What is needed: Reproduce all of the data word for word.
• • •
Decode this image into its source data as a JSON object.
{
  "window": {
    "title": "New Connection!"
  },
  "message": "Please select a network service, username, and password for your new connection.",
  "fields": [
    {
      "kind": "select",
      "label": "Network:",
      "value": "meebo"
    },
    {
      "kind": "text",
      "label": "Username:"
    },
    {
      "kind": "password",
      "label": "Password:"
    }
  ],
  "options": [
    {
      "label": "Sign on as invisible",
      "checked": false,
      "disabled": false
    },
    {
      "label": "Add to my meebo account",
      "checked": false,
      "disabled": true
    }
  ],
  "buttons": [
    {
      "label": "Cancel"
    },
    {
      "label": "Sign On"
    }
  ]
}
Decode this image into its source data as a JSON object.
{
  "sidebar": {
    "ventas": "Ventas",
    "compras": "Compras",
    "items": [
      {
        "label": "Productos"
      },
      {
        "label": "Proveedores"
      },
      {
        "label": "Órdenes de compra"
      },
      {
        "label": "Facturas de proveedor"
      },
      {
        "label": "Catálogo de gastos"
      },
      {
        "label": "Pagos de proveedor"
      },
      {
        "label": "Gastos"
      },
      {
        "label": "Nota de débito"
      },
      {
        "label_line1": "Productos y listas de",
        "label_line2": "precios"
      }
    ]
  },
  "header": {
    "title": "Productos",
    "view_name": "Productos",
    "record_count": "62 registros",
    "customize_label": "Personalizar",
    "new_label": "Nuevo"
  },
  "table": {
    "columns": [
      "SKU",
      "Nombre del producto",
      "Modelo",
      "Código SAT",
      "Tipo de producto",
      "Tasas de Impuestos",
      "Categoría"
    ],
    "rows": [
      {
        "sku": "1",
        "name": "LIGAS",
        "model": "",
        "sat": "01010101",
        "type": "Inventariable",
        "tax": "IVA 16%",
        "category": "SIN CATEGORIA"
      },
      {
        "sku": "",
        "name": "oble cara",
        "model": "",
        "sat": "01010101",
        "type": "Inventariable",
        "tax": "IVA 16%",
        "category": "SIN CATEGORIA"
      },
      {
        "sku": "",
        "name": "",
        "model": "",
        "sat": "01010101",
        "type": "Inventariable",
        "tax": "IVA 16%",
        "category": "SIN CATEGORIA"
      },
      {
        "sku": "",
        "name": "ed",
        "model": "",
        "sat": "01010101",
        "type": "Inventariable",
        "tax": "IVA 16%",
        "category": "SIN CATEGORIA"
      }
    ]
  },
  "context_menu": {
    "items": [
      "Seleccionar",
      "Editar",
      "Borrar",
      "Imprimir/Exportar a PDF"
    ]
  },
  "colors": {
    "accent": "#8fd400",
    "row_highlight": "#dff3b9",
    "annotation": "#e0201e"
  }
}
• • •
Answer below:
Decode this image into its source data as a JSON object.
{
  "window": {
    "title": "New Connection!"
  },
  "message": "Please select a network service, username, and password for your new connection.",
  "fields": [
    {
      "kind": "select",
      "label": "Network:",
      "value": "meebo"
    },
    {
      "kind": "text",
      "label": "Username:"
    },
    {
      "kind": "password",
      "label": "Password:"
    }
  ],
  "options": [
    {
      "label": "Sign on as invisible",
      "checked": false,
      "disabled": false
    },
    {
      "label": "Add to my meebo account",
      "checked": false,
      "disabled": true
    }
  ],
  "buttons": [
    {
      "label": "Cancel"
    },
    {
      "label": "Sign On"
    }
  ]
}
Decode this image into its source data as a JSON object.
{
  "sidebar": {
    "ventas": "Ventas",
    "compras": "Compras",
    "items": [
      {
        "label": "Productos"
      },
      {
        "label": "Proveedores"
      },
      {
        "label": "Órdenes de compra"
      },
      {
        "label": "Facturas de proveedor"
      },
      {
        "label": "Catálogo de gastos"
      },
      {
        "label": "Pagos de proveedor"
      },
      {
        "label": "Gastos"
      },
      {
        "label": "Nota de débito"
      },
      {
        "label_line1": "Productos y listas de",
        "label_line2": "precios"
      }
    ]
  },
  "header": {
    "title": "Productos",
    "view_name": "Productos",
    "record_count": "62 registros",
    "customize_label": "Personalizar",
    "new_label": "Nuevo"
  },
  "table": {
    "columns": [
      "SKU",
      "Nombre del producto",
      "Modelo",
      "Código SAT",
      "Tipo de producto",
      "Tasas de Impuestos",
      "Categoría"
    ],
    "rows": [
      {
        "sku": "1",
        "name": "LIGAS",
        "model": "",
        "sat": "01010101",
        "type": "Inventariable",
        "tax": "IVA 16%",
        "category": "SIN CATEGORIA"
      },
      {
        "sku": "",
        "name": "oble cara",
        "model": "",
        "sat": "01010101",
        "type": "Inventariable",
        "tax": "IVA 16%",
        "category": "SIN CATEGORIA"
      },
      {
        "sku": "",
        "name": "",
        "model": "",
        "sat": "01010101",
        "type": "Inventariable",
        "tax": "IVA 16%",
        "category": "SIN CATEGORIA"
      },
      {
        "sku": "",
        "name": "ed",
        "model": "",
        "sat": "01010101",
        "type": "Inventariable",
        "tax": "IVA 16%",
        "category": "SIN CATEGORIA"
      }
    ]
  },
  "context_menu": {
    "items": [
      "Seleccionar",
      "Editar",
      "Borrar",
      "Imprimir/Exportar a PDF"
    ]
  },
  "colors": {
    "accent": "#8fd400",
    "row_highlight": "#dff3b9",
    "annotation": "#e0201e"
  }
}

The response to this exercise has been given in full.